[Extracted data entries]

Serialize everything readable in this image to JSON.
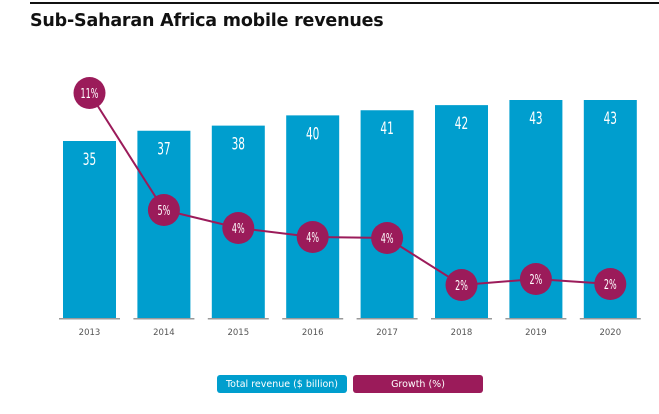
{
  "title": "Sub-Saharan Africa mobile revenues",
  "colors": {
    "revenue": "#009ECE",
    "growth": "#9B1B5A",
    "baseline": "#9a9a9a",
    "tick_text": "#555555"
  },
  "legend": {
    "revenue_label": "Total revenue ($ billion)",
    "growth_label": "Growth (%)"
  },
  "chart_data": {
    "type": "bar",
    "title": "Sub-Saharan Africa mobile revenues",
    "xlabel": "",
    "ylabel": "",
    "categories": [
      "2013",
      "2014",
      "2015",
      "2016",
      "2017",
      "2018",
      "2019",
      "2020"
    ],
    "series": [
      {
        "name": "Total revenue ($ billion)",
        "type": "bar",
        "values": [
          35,
          37,
          38,
          40,
          41,
          42,
          43,
          43
        ],
        "labels": [
          "35",
          "37",
          "38",
          "40",
          "41",
          "42",
          "43",
          "43"
        ]
      },
      {
        "name": "Growth (%)",
        "type": "line",
        "values": [
          11,
          5,
          4,
          4,
          4,
          2,
          2,
          2
        ],
        "labels": [
          "11%",
          "5%",
          "4%",
          "4%",
          "4%",
          "2%",
          "2%",
          "2%"
        ]
      }
    ],
    "grid": false,
    "legend_position": "bottom-center"
  }
}
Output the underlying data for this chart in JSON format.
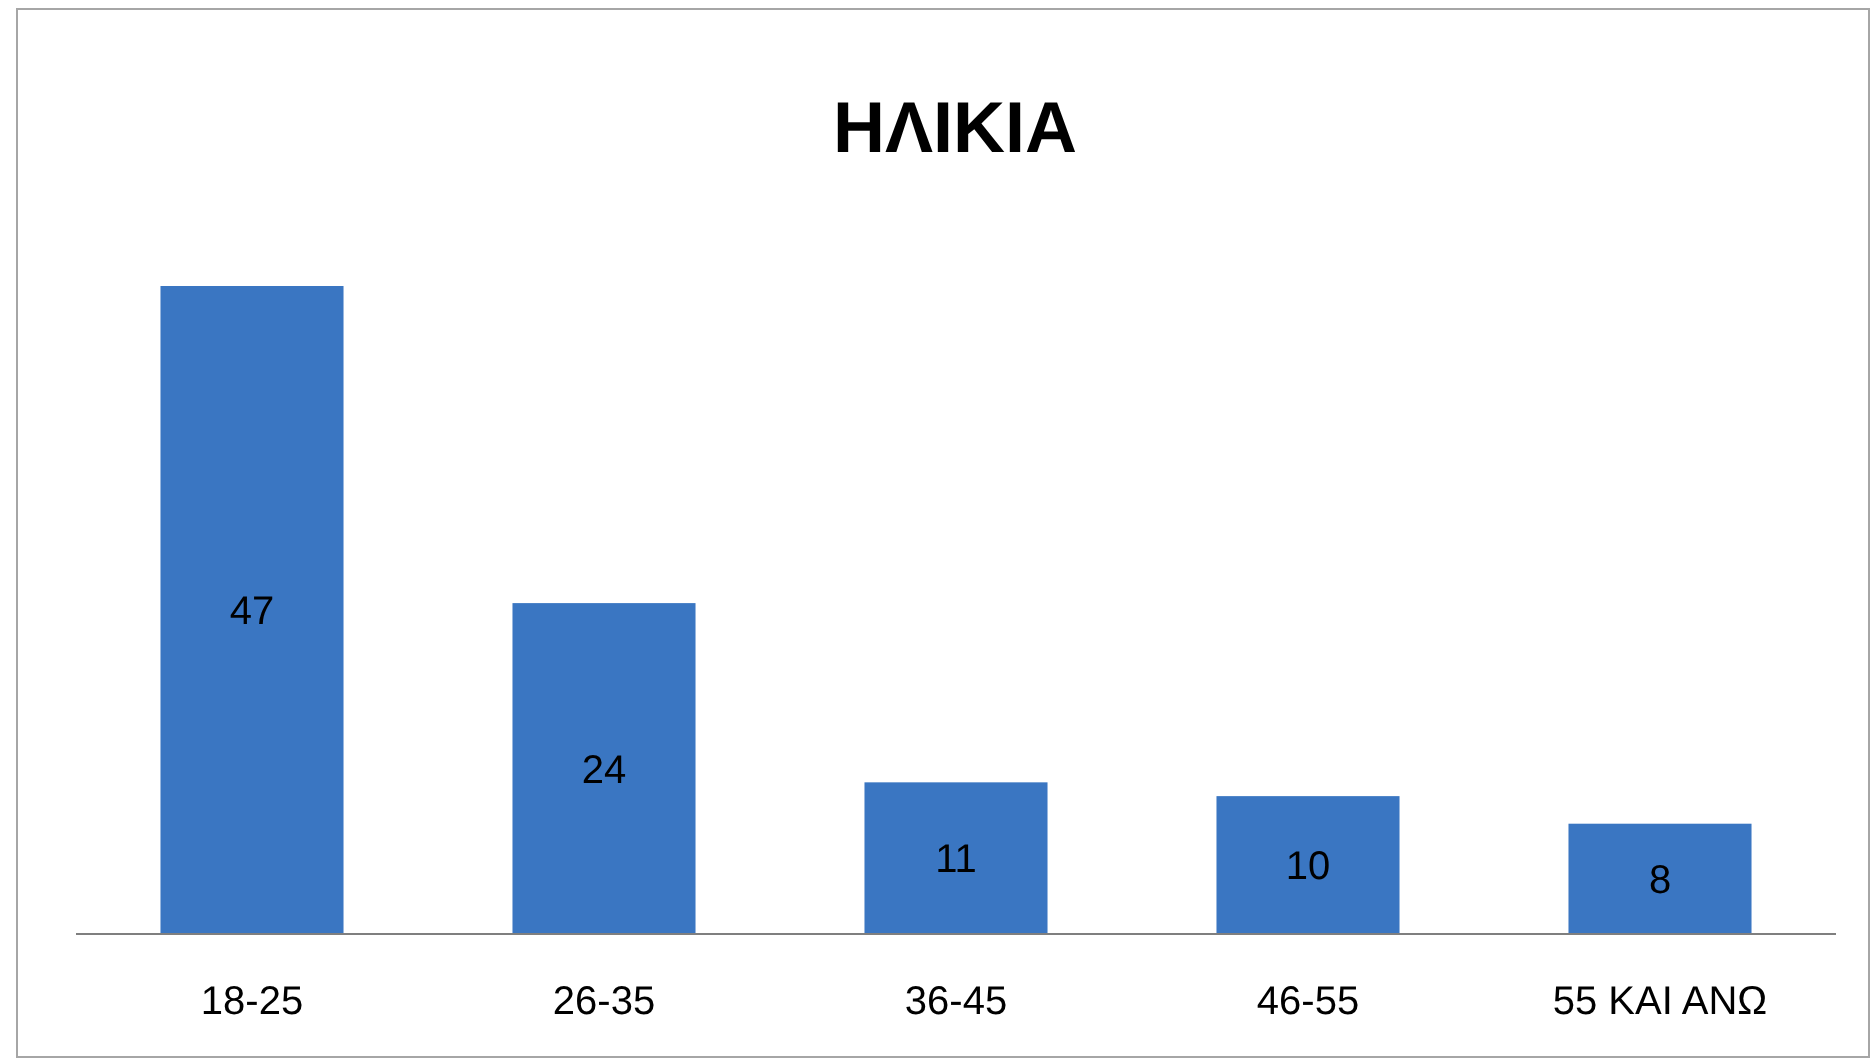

§ What is expected
Which lines of the data include "Africa"? Copy each of them.

§ Final answer
  "title": "Sub-Saharan Africa mobile revenues",
    "title": "Sub-Saharan Africa mobile revenues",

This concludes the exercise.